--- Start THE INPUT ---
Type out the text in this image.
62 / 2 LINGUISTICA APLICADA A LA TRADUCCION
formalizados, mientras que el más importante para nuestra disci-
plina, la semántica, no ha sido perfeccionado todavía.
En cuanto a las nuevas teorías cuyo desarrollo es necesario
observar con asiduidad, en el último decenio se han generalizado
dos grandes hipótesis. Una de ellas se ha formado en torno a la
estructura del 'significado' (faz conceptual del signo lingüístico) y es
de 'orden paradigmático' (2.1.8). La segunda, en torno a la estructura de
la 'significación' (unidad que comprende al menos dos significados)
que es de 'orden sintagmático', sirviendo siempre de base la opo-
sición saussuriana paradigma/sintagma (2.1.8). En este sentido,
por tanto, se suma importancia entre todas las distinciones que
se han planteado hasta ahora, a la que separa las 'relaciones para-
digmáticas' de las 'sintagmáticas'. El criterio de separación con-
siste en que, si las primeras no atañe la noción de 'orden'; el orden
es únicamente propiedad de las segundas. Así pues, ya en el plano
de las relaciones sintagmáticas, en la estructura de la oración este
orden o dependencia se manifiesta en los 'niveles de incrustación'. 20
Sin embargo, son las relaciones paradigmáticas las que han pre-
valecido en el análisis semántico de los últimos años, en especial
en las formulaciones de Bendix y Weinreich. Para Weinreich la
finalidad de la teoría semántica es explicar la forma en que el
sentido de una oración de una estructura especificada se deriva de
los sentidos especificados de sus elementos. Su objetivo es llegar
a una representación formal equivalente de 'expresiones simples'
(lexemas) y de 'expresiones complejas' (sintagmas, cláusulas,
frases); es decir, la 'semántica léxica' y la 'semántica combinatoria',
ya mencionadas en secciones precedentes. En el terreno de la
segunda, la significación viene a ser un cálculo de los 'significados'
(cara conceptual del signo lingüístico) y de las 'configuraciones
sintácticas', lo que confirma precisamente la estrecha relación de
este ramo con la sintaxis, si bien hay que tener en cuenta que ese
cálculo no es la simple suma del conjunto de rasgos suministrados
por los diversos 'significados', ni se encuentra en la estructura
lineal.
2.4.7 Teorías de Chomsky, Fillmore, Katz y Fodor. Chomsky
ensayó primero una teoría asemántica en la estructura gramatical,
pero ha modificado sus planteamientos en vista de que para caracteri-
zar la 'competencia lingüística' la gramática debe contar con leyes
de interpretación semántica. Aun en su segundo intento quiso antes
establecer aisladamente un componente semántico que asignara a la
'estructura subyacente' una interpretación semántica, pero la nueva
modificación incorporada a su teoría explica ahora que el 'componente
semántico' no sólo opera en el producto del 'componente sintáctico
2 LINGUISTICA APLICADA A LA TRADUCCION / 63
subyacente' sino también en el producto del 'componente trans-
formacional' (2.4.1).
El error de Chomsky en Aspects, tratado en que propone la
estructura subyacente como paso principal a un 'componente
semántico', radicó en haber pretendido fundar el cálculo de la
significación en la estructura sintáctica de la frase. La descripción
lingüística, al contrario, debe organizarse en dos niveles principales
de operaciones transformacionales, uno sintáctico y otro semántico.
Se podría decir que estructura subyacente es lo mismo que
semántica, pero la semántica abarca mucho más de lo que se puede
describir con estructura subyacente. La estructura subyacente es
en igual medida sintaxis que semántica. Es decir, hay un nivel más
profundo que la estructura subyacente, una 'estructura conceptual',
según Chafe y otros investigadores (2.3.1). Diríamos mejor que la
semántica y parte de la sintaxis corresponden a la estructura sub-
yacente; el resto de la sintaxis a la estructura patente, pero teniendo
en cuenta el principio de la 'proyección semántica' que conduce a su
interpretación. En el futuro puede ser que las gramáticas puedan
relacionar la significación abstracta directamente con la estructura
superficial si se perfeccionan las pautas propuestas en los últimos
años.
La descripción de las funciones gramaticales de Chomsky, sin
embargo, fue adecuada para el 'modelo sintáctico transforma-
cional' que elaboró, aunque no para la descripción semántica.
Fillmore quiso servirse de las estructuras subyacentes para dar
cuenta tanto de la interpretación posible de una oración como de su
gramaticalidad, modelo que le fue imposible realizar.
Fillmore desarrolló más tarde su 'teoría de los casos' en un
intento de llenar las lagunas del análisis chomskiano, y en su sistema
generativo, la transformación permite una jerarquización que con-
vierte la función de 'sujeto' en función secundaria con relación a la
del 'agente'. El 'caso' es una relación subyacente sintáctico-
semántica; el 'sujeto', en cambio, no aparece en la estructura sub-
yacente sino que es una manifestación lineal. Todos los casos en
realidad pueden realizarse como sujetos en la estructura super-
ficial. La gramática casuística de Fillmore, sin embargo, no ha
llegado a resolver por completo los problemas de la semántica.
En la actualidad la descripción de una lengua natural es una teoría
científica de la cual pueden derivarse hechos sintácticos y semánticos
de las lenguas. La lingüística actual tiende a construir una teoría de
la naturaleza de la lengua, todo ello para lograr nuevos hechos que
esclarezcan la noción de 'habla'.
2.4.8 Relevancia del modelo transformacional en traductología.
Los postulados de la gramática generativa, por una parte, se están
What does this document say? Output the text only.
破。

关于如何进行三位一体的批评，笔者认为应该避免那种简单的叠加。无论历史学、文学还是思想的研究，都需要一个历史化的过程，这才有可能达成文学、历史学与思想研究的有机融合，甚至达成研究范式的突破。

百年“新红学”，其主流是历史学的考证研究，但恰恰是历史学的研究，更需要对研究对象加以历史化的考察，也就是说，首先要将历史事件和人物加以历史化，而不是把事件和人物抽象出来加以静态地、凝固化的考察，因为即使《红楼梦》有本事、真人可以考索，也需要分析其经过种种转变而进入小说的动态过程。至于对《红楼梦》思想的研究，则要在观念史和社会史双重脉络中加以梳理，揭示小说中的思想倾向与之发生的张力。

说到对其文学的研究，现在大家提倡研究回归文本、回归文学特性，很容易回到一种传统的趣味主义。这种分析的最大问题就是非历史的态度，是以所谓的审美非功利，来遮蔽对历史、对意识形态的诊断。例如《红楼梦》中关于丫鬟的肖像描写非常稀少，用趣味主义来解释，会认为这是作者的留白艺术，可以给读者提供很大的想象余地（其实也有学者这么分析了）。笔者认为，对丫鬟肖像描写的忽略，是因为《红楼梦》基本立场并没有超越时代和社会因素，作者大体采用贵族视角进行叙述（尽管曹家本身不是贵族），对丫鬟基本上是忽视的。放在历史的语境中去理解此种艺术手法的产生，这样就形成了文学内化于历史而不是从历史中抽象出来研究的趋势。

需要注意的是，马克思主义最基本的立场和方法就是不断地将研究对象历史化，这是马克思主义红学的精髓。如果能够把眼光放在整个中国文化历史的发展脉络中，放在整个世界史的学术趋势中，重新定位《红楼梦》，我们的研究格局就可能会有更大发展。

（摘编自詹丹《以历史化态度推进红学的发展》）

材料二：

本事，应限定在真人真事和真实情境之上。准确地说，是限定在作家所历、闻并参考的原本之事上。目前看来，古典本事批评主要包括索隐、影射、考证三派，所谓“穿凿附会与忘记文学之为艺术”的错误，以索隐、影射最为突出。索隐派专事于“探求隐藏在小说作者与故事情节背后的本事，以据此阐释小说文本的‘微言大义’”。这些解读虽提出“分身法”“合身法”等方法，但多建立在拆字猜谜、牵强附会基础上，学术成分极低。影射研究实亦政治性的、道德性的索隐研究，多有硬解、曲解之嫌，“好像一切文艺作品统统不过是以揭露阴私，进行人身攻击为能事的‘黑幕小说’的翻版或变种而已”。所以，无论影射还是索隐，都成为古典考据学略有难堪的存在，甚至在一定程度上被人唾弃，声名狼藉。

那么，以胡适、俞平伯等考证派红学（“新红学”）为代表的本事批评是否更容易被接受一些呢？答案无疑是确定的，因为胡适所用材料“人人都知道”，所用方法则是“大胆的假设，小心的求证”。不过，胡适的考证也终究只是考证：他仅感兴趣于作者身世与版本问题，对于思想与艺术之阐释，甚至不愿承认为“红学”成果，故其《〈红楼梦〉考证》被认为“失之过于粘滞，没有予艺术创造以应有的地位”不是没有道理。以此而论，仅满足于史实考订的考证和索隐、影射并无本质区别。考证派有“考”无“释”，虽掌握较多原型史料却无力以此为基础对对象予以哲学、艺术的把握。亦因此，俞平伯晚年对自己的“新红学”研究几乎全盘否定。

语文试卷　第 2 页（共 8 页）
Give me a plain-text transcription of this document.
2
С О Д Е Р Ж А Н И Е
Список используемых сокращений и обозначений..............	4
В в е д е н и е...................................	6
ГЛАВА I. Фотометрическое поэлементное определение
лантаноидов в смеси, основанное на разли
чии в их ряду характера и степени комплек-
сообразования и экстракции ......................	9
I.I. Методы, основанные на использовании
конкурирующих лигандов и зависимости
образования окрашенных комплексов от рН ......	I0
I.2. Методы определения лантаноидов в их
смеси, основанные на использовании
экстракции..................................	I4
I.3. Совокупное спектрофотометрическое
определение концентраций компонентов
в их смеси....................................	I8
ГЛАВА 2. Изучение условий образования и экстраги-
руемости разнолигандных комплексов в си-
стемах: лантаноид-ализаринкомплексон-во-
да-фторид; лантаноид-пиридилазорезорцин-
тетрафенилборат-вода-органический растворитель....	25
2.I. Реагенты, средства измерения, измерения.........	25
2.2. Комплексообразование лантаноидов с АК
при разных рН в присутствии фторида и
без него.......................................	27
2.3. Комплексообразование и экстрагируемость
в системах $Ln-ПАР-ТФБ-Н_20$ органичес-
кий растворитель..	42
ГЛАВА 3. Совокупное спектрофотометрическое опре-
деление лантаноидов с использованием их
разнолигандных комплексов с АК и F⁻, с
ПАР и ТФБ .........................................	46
--- End THE INPUT ---
Every line from the one containing "Give me a plain-text" through the last line of the entries must be written out verbatim, and no other line.

Give me a plain-text transcription of this document.
2
С О Д Е Р Ж А Н И Е
Список используемых сокращений и обозначений..............	4
В в е д е н и е...................................	6
ГЛАВА I. Фотометрическое поэлементное определение
лантаноидов в смеси, основанное на разли
чии в их ряду характера и степени комплек-
сообразования и экстракции ......................	9
I.I. Методы, основанные на использовании
конкурирующих лигандов и зависимости
образования окрашенных комплексов от рН ......	I0
I.2. Методы определения лантаноидов в их
смеси, основанные на использовании
экстракции..................................	I4
I.3. Совокупное спектрофотометрическое
определение концентраций компонентов
в их смеси....................................	I8
ГЛАВА 2. Изучение условий образования и экстраги-
руемости разнолигандных комплексов в си-
стемах: лантаноид-ализаринкомплексон-во-
да-фторид; лантаноид-пиридилазорезорцин-
тетрафенилборат-вода-органический растворитель....	25
2.I. Реагенты, средства измерения, измерения.........	25
2.2. Комплексообразование лантаноидов с АК
при разных рН в присутствии фторида и
без него.......................................	27
2.3. Комплексообразование и экстрагируемость
в системах $Ln-ПАР-ТФБ-Н_20$ органичес-
кий растворитель..	42
ГЛАВА 3. Совокупное спектрофотометрическое опре-
деление лантаноидов с использованием их
разнолигандных комплексов с АК и F⁻, с
ПАР и ТФБ .........................................	46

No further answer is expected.